## Begin Data entries
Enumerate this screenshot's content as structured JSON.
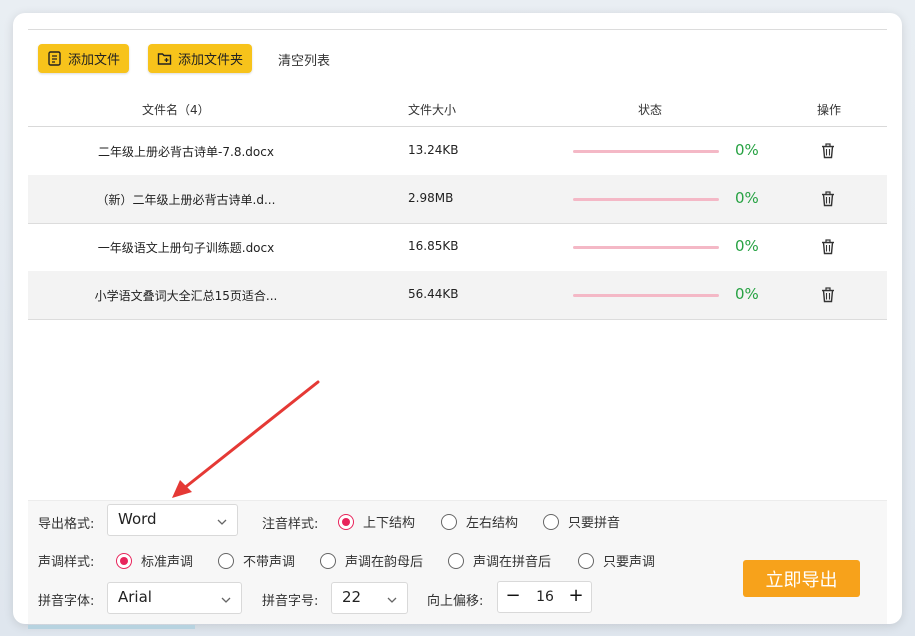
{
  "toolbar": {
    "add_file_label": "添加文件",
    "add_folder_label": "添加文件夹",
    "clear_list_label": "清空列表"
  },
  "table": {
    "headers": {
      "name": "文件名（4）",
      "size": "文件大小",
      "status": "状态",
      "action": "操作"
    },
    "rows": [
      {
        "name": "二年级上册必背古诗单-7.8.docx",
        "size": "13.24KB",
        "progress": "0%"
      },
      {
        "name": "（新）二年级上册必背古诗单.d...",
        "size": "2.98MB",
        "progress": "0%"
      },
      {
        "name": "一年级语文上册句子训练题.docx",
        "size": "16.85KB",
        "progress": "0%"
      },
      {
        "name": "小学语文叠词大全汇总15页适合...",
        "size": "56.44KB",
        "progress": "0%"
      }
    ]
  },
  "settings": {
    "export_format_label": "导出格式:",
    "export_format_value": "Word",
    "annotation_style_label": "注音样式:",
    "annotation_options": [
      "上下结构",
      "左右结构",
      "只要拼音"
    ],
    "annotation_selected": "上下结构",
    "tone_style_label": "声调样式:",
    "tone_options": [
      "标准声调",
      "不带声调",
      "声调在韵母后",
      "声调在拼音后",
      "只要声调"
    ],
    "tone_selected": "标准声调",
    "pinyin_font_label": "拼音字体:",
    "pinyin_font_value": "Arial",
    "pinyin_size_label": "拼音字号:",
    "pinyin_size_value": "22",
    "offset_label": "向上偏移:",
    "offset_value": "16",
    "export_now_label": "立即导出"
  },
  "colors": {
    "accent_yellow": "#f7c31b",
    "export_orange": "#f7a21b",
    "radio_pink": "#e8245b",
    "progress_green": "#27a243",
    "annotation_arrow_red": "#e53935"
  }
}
## End Data entries
*The problem:* Extract every line from the records above that contains the word "docx".

*Final result:*
        "name": "二年级上册必背古诗单-7.8.docx",
        "name": "一年级语文上册句子训练题.docx",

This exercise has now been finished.